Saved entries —

──────────────────────────────

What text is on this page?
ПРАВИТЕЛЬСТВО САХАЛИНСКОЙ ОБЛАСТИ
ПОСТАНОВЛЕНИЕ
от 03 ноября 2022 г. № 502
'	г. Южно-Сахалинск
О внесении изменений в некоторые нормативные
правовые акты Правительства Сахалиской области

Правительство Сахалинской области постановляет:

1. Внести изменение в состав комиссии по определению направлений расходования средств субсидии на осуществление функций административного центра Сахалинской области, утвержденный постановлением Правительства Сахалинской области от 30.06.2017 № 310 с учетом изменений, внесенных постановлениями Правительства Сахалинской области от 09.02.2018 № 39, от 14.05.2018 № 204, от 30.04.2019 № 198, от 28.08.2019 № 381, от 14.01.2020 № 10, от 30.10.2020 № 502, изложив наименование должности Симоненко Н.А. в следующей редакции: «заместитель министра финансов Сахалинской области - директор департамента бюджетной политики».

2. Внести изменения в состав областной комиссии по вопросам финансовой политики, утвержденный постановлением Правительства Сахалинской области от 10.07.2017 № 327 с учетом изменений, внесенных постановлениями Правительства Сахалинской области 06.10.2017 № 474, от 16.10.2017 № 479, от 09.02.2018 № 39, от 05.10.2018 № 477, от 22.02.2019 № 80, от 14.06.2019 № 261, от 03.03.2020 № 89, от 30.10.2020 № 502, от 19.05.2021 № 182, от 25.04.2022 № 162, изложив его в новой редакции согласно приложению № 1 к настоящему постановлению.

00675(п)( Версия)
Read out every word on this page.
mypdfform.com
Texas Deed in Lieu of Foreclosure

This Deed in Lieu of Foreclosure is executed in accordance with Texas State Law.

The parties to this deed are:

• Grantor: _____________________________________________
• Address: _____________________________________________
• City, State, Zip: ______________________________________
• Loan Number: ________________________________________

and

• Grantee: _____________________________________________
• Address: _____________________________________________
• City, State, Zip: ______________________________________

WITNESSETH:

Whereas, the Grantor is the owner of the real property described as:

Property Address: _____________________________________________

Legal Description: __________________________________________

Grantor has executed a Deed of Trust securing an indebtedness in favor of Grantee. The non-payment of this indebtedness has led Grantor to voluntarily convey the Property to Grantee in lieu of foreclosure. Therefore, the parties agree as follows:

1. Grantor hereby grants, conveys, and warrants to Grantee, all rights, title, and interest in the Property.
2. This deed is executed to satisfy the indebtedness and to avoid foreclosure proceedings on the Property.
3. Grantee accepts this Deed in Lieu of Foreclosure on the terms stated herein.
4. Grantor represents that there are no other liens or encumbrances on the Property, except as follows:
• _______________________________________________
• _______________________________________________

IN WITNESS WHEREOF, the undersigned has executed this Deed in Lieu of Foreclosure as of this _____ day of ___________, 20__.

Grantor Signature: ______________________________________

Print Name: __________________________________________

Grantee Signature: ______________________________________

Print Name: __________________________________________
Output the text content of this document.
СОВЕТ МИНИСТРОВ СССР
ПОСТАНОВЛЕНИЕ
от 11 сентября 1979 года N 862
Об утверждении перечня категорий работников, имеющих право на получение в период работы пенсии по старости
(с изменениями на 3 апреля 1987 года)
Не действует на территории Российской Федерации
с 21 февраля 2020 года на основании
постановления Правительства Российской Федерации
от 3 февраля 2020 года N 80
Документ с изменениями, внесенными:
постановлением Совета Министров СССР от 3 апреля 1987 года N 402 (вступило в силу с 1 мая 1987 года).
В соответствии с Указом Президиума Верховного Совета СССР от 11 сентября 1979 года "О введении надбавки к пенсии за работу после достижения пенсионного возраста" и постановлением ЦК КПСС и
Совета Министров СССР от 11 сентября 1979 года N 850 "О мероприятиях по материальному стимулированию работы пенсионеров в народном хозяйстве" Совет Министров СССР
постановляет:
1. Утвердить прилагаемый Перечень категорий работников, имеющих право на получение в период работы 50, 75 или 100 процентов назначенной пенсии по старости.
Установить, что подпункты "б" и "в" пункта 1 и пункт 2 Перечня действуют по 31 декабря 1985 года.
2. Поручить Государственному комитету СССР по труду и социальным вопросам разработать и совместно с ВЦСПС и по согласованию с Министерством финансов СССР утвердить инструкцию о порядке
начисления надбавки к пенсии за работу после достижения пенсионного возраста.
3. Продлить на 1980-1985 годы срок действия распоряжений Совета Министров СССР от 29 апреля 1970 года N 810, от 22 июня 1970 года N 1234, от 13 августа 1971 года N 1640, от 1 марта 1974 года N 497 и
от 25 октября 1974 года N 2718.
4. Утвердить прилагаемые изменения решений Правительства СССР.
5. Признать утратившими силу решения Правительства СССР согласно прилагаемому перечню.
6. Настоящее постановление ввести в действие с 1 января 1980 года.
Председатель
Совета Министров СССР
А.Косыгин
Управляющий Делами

──────────────────────────────

Challenge —
Extract every line of the records above that contains the word "изменениями".

Solution for this task —
(с изменениями на 3 апреля 1987 года)
Документ с изменениями, внесенными:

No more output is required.